▶ [WRITTEN TASK]: Gather all lines in the data that hold the string "azur".

▶ [ENTRIES PROVIDED]:
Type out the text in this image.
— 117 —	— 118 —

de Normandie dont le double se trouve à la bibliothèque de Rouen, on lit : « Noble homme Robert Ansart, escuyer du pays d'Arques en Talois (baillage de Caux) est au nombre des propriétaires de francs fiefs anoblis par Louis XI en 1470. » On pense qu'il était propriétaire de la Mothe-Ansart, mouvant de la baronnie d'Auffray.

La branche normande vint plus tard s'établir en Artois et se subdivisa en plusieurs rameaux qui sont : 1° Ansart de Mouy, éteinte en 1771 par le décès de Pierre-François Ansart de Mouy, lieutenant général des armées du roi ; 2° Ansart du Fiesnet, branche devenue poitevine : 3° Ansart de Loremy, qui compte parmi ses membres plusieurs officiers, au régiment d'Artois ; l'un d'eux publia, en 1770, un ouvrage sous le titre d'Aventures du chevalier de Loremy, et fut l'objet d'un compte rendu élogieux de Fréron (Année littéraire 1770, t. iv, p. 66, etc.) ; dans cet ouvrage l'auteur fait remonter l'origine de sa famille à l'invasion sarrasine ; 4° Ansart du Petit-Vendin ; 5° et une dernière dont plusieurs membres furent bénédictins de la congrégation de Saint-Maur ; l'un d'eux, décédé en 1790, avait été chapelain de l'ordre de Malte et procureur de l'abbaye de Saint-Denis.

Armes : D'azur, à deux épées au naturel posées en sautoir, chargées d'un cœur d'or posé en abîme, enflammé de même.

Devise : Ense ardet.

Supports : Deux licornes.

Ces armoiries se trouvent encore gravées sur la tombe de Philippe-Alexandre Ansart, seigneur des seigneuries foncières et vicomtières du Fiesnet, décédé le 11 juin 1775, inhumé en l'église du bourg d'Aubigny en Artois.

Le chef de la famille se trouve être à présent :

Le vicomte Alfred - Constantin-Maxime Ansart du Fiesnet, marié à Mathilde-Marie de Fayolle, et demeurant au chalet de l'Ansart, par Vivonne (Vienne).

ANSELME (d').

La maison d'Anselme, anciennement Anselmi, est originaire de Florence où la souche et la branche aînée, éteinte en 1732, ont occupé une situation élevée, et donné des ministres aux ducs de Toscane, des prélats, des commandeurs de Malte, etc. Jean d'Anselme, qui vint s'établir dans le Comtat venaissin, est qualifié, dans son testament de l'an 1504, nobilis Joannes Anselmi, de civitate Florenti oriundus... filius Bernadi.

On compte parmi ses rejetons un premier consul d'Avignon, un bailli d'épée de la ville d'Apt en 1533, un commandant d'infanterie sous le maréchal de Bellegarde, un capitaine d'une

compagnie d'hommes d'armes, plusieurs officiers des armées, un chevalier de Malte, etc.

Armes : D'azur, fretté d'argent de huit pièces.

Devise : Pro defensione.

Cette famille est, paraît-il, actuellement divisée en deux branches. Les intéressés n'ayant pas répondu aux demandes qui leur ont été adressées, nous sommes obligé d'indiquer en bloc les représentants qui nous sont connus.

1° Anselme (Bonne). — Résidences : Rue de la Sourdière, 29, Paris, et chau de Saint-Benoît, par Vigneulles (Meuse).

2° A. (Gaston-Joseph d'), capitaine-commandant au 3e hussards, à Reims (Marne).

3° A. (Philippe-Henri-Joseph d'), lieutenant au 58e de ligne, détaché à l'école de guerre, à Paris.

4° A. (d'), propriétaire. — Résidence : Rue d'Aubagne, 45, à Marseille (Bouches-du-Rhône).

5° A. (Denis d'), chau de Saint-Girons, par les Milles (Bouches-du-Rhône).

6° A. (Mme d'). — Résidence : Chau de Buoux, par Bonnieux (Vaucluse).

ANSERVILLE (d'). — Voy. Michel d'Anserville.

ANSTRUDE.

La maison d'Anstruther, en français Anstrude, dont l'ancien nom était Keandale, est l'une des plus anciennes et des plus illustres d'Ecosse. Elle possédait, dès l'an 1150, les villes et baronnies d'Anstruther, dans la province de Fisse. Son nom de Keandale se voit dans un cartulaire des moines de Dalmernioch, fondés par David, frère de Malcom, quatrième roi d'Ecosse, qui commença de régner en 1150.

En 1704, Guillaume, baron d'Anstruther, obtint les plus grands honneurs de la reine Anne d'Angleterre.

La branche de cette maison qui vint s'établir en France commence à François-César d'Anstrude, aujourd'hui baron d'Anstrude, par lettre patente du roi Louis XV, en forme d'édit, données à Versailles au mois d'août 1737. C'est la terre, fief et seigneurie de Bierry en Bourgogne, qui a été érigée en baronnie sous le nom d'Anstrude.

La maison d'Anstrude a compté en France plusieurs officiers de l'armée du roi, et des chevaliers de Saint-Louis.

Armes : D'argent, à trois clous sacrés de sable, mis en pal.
--
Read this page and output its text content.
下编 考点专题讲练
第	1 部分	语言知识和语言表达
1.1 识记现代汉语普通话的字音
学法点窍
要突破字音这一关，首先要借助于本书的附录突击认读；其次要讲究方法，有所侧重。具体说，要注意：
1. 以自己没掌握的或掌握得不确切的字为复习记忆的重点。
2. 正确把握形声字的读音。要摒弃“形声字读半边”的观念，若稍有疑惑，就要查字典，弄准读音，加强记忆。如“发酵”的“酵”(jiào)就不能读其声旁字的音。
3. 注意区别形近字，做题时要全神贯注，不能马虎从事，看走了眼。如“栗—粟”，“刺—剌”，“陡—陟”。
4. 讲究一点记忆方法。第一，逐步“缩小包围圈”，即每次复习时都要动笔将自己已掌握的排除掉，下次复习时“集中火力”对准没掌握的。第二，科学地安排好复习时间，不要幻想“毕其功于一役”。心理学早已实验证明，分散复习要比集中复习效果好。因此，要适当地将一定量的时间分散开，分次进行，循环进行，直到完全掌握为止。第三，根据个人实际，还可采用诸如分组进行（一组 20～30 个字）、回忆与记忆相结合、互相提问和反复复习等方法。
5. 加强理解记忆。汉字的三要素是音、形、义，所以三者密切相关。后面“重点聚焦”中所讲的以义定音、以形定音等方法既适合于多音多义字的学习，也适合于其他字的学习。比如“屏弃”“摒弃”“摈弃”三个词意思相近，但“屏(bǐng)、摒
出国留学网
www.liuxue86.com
==
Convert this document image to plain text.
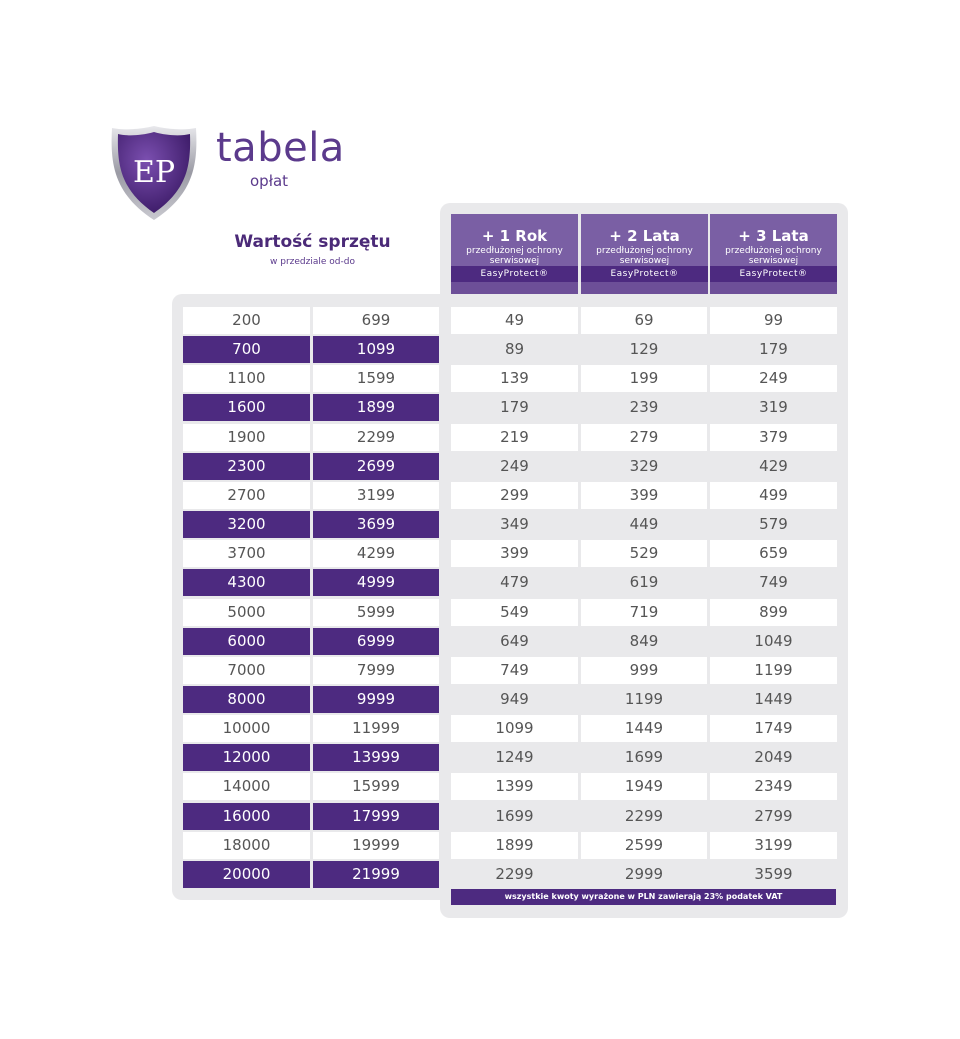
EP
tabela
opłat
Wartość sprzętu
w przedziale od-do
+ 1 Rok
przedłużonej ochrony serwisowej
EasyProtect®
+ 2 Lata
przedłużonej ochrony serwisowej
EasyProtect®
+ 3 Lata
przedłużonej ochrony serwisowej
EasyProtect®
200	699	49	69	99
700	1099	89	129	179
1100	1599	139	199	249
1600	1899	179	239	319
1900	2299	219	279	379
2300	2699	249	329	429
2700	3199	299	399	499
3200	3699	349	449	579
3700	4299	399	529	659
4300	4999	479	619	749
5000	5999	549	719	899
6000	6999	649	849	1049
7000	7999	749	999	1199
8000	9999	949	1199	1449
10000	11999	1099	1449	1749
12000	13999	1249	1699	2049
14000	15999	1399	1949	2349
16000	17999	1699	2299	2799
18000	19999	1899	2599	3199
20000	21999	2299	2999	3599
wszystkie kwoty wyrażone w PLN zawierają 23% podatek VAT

▶ [FULL ANSWER]:
Armes : D'azur, à deux épées au naturel posées en sautoir, chargées d'un cœur d'or posé en abîme, enflammé de même.
Armes : D'azur, fretté d'argent de huit pièces.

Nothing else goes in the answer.